* **Dataset listings of figures**
- - - -

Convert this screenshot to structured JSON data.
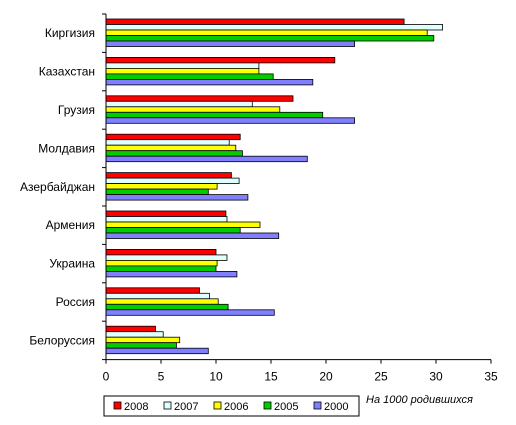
{
  "chart_data": {
    "type": "bar",
    "orientation": "horizontal",
    "categories": [
      "Киргизия",
      "Казахстан",
      "Грузия",
      "Молдавия",
      "Азербайджан",
      "Армения",
      "Украина",
      "Россия",
      "Белоруссия"
    ],
    "series": [
      {
        "name": "2008",
        "color": "#ff0000",
        "values": [
          27.1,
          20.8,
          17.0,
          12.2,
          11.4,
          10.9,
          10.0,
          8.5,
          4.5
        ]
      },
      {
        "name": "2007",
        "color": "#e0ffff",
        "values": [
          30.6,
          13.9,
          13.3,
          11.2,
          12.1,
          11.0,
          11.0,
          9.4,
          5.2
        ]
      },
      {
        "name": "2006",
        "color": "#ffff00",
        "values": [
          29.2,
          13.9,
          15.8,
          11.8,
          10.1,
          14.0,
          10.1,
          10.2,
          6.7
        ]
      },
      {
        "name": "2005",
        "color": "#00cc00",
        "values": [
          29.8,
          15.2,
          19.7,
          12.4,
          9.3,
          12.2,
          10.0,
          11.1,
          6.4
        ]
      },
      {
        "name": "2000",
        "color": "#8080ff",
        "values": [
          22.6,
          18.8,
          22.6,
          18.3,
          12.9,
          15.7,
          11.9,
          15.3,
          9.3
        ]
      }
    ],
    "xlim": [
      0,
      35
    ],
    "xticks": [
      "0",
      "5",
      "10",
      "15",
      "20",
      "25",
      "30",
      "35"
    ],
    "grid": false,
    "legend_placement": "bottom",
    "note": "На 1000 родившихся"
  }
}
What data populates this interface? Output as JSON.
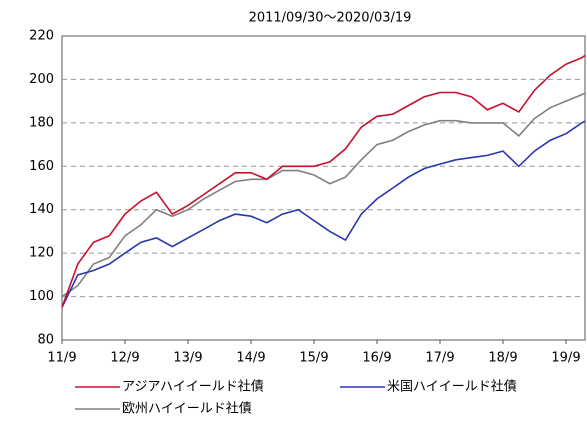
{
  "chart_data": {
    "type": "line",
    "subtitle": "2011/09/30～2020/03/19",
    "x": [
      "11/9",
      "11/12",
      "12/3",
      "12/6",
      "12/9",
      "12/12",
      "13/3",
      "13/6",
      "13/9",
      "13/12",
      "14/3",
      "14/6",
      "14/9",
      "14/12",
      "15/3",
      "15/6",
      "15/9",
      "15/12",
      "16/3",
      "16/6",
      "16/9",
      "16/12",
      "17/3",
      "17/6",
      "17/9",
      "17/12",
      "18/3",
      "18/6",
      "18/9",
      "18/12",
      "19/3",
      "19/6",
      "19/9",
      "19/12",
      "20/3"
    ],
    "xticks": [
      "11/9",
      "12/9",
      "13/9",
      "14/9",
      "15/9",
      "16/9",
      "17/9",
      "18/9",
      "19/9"
    ],
    "series": [
      {
        "name": "アジアハイイールド社債",
        "color": "#c8102e",
        "values": [
          95,
          115,
          125,
          128,
          138,
          144,
          148,
          138,
          142,
          147,
          152,
          157,
          157,
          154,
          160,
          160,
          160,
          162,
          168,
          178,
          183,
          184,
          188,
          192,
          194,
          194,
          192,
          186,
          189,
          185,
          195,
          202,
          207,
          210,
          215
        ]
      },
      {
        "name": "米国ハイイールド社債",
        "color": "#2a35b0",
        "values": [
          95,
          110,
          112,
          115,
          120,
          125,
          127,
          123,
          127,
          131,
          135,
          138,
          137,
          134,
          138,
          140,
          135,
          130,
          126,
          138,
          145,
          150,
          155,
          159,
          161,
          163,
          164,
          165,
          167,
          160,
          167,
          172,
          175,
          180,
          184
        ]
      },
      {
        "name": "欧州ハイイールド社債",
        "color": "#808080",
        "values": [
          100,
          105,
          115,
          118,
          128,
          133,
          140,
          137,
          140,
          145,
          149,
          153,
          154,
          154,
          158,
          158,
          156,
          152,
          155,
          163,
          170,
          172,
          176,
          179,
          181,
          181,
          180,
          180,
          180,
          174,
          182,
          187,
          190,
          193,
          196
        ]
      }
    ],
    "ylim": [
      80,
      220
    ],
    "yticks": [
      80,
      100,
      120,
      140,
      160,
      180,
      200,
      220
    ],
    "grid": true
  }
}
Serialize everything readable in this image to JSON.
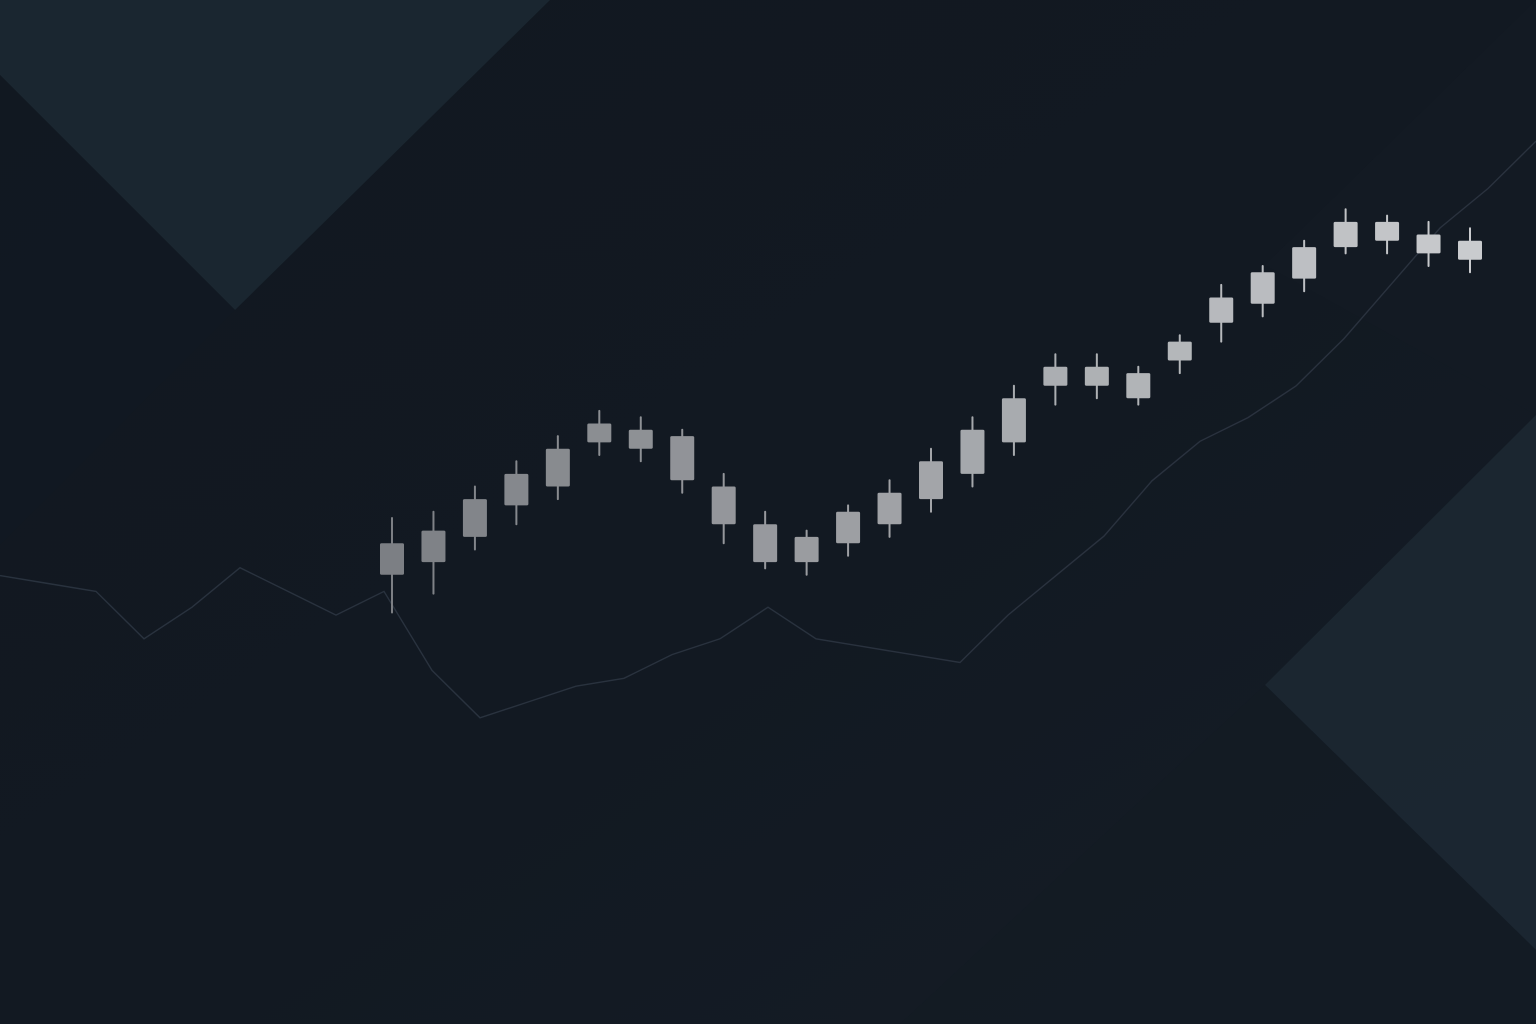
{
  "colors": {
    "background_dark": "#0f151d",
    "background_mid": "#16202a",
    "panel_light": "#1b2731",
    "candle_dim": "#7c7f84",
    "candle_bright": "#c9cbce",
    "line": "#2b3440"
  },
  "chart_data": {
    "type": "candlestick",
    "title": "",
    "xlabel": "",
    "ylabel": "",
    "grid": false,
    "legend": "none",
    "ylim": [
      0,
      100
    ],
    "candles": [
      {
        "open": 31,
        "high": 40,
        "low": 25,
        "close": 36
      },
      {
        "open": 33,
        "high": 41,
        "low": 28,
        "close": 38
      },
      {
        "open": 37,
        "high": 45,
        "low": 35,
        "close": 43
      },
      {
        "open": 42,
        "high": 49,
        "low": 39,
        "close": 47
      },
      {
        "open": 45,
        "high": 53,
        "low": 43,
        "close": 51
      },
      {
        "open": 52,
        "high": 57,
        "low": 50,
        "close": 55
      },
      {
        "open": 54,
        "high": 56,
        "low": 49,
        "close": 51
      },
      {
        "open": 53,
        "high": 54,
        "low": 44,
        "close": 46
      },
      {
        "open": 45,
        "high": 47,
        "low": 36,
        "close": 39
      },
      {
        "open": 39,
        "high": 41,
        "low": 32,
        "close": 33
      },
      {
        "open": 33,
        "high": 38,
        "low": 31,
        "close": 37
      },
      {
        "open": 36,
        "high": 42,
        "low": 34,
        "close": 41
      },
      {
        "open": 39,
        "high": 46,
        "low": 37,
        "close": 44
      },
      {
        "open": 43,
        "high": 51,
        "low": 41,
        "close": 49
      },
      {
        "open": 47,
        "high": 56,
        "low": 45,
        "close": 54
      },
      {
        "open": 52,
        "high": 61,
        "low": 50,
        "close": 59
      },
      {
        "open": 61,
        "high": 66,
        "low": 58,
        "close": 64
      },
      {
        "open": 64,
        "high": 66,
        "low": 59,
        "close": 61
      },
      {
        "open": 63,
        "high": 64,
        "low": 58,
        "close": 59
      },
      {
        "open": 65,
        "high": 69,
        "low": 63,
        "close": 68
      },
      {
        "open": 71,
        "high": 77,
        "low": 68,
        "close": 75
      },
      {
        "open": 74,
        "high": 80,
        "low": 72,
        "close": 79
      },
      {
        "open": 78,
        "high": 84,
        "low": 76,
        "close": 83
      },
      {
        "open": 83,
        "high": 89,
        "low": 82,
        "close": 87
      },
      {
        "open": 87,
        "high": 88,
        "low": 82,
        "close": 84
      },
      {
        "open": 85,
        "high": 87,
        "low": 80,
        "close": 82
      },
      {
        "open": 84,
        "high": 86,
        "low": 79,
        "close": 81
      }
    ],
    "line_series": [
      {
        "x": 0,
        "y": 36
      },
      {
        "x": 1,
        "y": 35
      },
      {
        "x": 2,
        "y": 34
      },
      {
        "x": 3,
        "y": 28
      },
      {
        "x": 4,
        "y": 32
      },
      {
        "x": 5,
        "y": 37
      },
      {
        "x": 6,
        "y": 34
      },
      {
        "x": 7,
        "y": 31
      },
      {
        "x": 8,
        "y": 34
      },
      {
        "x": 9,
        "y": 24
      },
      {
        "x": 10,
        "y": 18
      },
      {
        "x": 11,
        "y": 20
      },
      {
        "x": 12,
        "y": 22
      },
      {
        "x": 13,
        "y": 23
      },
      {
        "x": 14,
        "y": 26
      },
      {
        "x": 15,
        "y": 28
      },
      {
        "x": 16,
        "y": 32
      },
      {
        "x": 17,
        "y": 28
      },
      {
        "x": 18,
        "y": 27
      },
      {
        "x": 19,
        "y": 26
      },
      {
        "x": 20,
        "y": 25
      },
      {
        "x": 21,
        "y": 31
      },
      {
        "x": 22,
        "y": 36
      },
      {
        "x": 23,
        "y": 41
      },
      {
        "x": 24,
        "y": 48
      },
      {
        "x": 25,
        "y": 53
      },
      {
        "x": 26,
        "y": 56
      },
      {
        "x": 27,
        "y": 60
      },
      {
        "x": 28,
        "y": 66
      },
      {
        "x": 29,
        "y": 73
      },
      {
        "x": 30,
        "y": 80
      },
      {
        "x": 31,
        "y": 85
      },
      {
        "x": 32,
        "y": 91
      }
    ]
  }
}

- - - -

* **DESCRIPTION OF THE TASK**
Tally the lines of the material above that contain the word "this" and report the total alone.

* **OUTPUT BELOW**
3